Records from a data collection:
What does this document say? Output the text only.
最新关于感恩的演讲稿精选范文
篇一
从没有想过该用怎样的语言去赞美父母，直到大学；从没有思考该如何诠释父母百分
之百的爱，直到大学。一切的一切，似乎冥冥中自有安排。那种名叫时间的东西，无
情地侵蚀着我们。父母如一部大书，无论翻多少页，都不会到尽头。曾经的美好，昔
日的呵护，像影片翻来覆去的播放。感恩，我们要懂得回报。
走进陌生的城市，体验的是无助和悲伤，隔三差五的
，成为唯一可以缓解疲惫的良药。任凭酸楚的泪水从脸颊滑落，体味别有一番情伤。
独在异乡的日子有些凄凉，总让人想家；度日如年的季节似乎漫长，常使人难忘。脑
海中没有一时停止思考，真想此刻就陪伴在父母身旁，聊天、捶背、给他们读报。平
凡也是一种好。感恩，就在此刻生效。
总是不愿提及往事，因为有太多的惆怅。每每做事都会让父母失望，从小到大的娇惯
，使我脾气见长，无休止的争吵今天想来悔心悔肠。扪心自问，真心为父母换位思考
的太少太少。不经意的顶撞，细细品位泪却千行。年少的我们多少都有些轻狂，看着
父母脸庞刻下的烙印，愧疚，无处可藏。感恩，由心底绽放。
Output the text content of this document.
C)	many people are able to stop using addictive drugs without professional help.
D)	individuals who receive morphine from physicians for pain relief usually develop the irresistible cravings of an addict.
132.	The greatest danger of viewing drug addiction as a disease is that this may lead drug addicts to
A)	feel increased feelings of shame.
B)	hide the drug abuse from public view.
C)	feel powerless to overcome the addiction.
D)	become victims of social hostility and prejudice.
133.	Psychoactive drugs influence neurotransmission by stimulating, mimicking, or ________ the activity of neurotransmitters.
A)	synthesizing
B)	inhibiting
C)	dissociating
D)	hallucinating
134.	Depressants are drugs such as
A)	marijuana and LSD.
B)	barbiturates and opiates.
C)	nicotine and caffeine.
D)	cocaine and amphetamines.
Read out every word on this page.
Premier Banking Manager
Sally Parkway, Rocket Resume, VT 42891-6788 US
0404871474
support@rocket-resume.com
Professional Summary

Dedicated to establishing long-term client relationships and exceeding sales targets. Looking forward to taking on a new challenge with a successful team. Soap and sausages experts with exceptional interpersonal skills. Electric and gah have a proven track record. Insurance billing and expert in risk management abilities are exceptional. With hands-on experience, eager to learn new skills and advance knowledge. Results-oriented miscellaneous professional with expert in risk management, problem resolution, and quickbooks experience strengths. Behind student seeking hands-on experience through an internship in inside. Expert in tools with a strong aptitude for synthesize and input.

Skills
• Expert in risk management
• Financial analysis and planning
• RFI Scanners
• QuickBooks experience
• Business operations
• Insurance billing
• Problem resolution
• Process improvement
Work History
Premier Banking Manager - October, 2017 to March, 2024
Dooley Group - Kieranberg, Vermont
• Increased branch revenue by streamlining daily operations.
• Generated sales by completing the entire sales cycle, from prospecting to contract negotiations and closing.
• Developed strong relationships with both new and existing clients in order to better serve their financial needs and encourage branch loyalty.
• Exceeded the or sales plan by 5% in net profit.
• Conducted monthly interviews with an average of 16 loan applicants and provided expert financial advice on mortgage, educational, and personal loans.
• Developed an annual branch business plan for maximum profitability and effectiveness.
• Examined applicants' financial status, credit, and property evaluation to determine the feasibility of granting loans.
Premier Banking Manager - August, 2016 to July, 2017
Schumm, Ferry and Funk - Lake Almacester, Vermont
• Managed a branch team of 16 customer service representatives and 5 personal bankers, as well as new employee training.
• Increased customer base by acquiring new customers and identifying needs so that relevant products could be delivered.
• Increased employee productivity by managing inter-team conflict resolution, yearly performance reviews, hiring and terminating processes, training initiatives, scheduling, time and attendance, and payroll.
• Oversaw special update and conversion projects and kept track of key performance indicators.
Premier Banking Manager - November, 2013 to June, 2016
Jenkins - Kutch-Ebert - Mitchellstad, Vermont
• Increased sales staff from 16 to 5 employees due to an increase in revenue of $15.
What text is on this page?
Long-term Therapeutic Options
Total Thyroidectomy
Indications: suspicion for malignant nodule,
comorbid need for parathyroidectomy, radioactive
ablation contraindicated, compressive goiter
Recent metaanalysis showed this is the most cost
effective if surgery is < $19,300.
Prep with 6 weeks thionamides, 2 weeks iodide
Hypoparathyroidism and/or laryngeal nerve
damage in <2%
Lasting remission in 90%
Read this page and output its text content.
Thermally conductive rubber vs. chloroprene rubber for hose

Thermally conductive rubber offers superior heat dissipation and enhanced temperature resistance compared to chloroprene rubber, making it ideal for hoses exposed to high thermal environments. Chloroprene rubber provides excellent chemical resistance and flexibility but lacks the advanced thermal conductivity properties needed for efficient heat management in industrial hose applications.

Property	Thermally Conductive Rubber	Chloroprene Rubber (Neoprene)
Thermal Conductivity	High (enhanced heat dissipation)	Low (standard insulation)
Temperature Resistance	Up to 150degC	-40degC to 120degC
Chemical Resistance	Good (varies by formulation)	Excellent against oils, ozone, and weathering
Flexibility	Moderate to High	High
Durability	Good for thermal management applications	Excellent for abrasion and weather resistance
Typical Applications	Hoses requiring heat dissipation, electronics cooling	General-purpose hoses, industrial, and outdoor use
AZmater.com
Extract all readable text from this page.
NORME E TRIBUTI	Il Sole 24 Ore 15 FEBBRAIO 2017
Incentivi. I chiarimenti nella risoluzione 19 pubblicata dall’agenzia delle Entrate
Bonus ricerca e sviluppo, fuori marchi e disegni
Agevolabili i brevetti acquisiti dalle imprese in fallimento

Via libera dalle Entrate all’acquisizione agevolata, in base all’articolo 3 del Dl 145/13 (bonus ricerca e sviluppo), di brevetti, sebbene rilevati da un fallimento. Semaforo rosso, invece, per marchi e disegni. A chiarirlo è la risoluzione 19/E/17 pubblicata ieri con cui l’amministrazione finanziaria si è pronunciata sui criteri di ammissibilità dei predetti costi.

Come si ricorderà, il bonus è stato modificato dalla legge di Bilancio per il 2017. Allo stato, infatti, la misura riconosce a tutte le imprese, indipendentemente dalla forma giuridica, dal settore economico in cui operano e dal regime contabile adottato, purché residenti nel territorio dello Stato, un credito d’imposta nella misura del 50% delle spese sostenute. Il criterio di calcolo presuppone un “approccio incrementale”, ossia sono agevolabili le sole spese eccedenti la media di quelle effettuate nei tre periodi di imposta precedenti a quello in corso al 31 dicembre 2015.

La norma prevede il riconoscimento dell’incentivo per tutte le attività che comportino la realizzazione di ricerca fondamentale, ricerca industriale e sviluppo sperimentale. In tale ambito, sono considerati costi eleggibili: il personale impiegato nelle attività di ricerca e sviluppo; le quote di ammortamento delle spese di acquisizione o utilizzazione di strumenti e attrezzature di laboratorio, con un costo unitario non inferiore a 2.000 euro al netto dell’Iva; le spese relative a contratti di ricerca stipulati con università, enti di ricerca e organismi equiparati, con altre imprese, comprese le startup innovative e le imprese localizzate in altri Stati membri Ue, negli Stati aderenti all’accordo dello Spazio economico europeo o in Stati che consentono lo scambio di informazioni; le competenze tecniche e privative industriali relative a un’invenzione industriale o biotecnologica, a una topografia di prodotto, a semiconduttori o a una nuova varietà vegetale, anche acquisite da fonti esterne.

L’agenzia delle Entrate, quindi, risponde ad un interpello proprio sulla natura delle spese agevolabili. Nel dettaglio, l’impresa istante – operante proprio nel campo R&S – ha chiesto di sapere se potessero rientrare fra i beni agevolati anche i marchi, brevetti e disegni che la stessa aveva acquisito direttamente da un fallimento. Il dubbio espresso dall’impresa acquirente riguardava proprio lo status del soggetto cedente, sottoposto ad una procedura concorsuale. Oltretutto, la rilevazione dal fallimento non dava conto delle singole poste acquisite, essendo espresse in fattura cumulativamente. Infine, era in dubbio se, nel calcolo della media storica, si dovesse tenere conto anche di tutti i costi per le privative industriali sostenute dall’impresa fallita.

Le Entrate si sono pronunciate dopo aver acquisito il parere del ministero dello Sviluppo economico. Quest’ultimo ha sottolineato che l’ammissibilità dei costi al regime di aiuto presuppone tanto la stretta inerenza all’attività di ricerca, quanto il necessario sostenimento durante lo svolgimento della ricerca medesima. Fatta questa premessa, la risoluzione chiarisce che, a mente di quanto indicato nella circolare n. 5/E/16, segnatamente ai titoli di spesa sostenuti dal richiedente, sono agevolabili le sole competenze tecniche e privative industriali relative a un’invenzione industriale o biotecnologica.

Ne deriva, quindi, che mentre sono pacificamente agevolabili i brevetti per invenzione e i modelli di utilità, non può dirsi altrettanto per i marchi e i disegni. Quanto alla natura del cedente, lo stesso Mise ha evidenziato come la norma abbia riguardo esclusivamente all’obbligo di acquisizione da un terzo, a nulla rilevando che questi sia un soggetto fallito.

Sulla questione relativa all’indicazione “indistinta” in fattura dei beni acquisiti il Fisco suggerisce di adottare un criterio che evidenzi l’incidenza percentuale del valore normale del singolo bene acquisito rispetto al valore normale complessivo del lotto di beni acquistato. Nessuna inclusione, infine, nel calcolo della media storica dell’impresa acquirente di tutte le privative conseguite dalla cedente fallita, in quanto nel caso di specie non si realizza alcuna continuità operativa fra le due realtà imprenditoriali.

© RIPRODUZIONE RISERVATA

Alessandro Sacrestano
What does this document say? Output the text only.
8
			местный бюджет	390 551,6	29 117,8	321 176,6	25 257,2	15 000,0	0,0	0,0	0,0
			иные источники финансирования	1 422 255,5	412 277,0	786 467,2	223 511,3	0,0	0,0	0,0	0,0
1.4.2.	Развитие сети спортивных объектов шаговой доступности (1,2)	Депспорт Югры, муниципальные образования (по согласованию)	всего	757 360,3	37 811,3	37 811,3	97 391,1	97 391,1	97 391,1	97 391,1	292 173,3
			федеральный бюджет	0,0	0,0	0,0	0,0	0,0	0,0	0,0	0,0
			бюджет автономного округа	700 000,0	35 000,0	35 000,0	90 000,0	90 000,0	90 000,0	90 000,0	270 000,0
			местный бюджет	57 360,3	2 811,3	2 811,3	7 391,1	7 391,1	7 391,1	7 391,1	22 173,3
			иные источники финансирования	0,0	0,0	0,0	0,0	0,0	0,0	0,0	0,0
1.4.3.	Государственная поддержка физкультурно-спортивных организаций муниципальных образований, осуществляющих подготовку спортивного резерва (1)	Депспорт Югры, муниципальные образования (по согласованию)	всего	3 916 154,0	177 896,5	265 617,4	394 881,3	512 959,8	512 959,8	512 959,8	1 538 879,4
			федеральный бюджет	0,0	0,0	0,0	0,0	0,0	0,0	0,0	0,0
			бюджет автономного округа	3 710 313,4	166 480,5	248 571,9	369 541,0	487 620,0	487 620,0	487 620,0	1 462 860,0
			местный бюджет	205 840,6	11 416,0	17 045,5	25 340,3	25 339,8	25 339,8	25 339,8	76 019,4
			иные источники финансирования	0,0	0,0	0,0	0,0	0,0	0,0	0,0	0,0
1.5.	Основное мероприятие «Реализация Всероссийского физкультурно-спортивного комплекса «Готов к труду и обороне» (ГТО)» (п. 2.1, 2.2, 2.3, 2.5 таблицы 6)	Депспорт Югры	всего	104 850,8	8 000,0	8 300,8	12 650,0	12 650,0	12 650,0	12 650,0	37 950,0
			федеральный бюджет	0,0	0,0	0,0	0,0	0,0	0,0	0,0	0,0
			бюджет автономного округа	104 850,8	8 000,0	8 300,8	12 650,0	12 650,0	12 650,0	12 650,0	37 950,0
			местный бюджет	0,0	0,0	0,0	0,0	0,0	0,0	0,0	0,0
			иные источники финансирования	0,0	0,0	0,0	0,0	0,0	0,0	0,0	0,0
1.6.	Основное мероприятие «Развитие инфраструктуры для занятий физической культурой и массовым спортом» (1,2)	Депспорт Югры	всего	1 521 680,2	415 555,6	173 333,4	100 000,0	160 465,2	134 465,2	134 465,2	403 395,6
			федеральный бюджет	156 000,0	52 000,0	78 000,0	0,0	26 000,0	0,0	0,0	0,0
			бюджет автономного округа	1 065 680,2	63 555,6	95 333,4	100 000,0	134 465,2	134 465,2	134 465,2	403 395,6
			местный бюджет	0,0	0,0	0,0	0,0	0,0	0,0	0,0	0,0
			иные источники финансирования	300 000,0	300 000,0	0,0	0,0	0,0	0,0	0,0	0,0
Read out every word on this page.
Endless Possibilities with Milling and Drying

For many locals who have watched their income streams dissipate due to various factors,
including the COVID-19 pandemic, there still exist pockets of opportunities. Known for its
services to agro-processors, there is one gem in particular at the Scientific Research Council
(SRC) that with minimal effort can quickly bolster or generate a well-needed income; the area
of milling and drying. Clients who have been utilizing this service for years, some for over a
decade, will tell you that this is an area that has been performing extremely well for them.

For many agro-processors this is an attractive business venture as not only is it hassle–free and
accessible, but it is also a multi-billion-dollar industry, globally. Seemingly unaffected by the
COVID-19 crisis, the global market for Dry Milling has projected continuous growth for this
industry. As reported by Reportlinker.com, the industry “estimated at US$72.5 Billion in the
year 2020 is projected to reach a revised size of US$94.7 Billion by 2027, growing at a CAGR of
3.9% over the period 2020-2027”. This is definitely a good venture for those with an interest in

GIVEN INSTRUCTION:
Using the listing above, show every line that includes the string "their".

ANSWER TO THIS TASK:
• Developed strong relationships with both new and existing clients in order to better serve their financial needs and encourage branch loyalty.
For many locals who have watched their income streams dissipate due to various factors,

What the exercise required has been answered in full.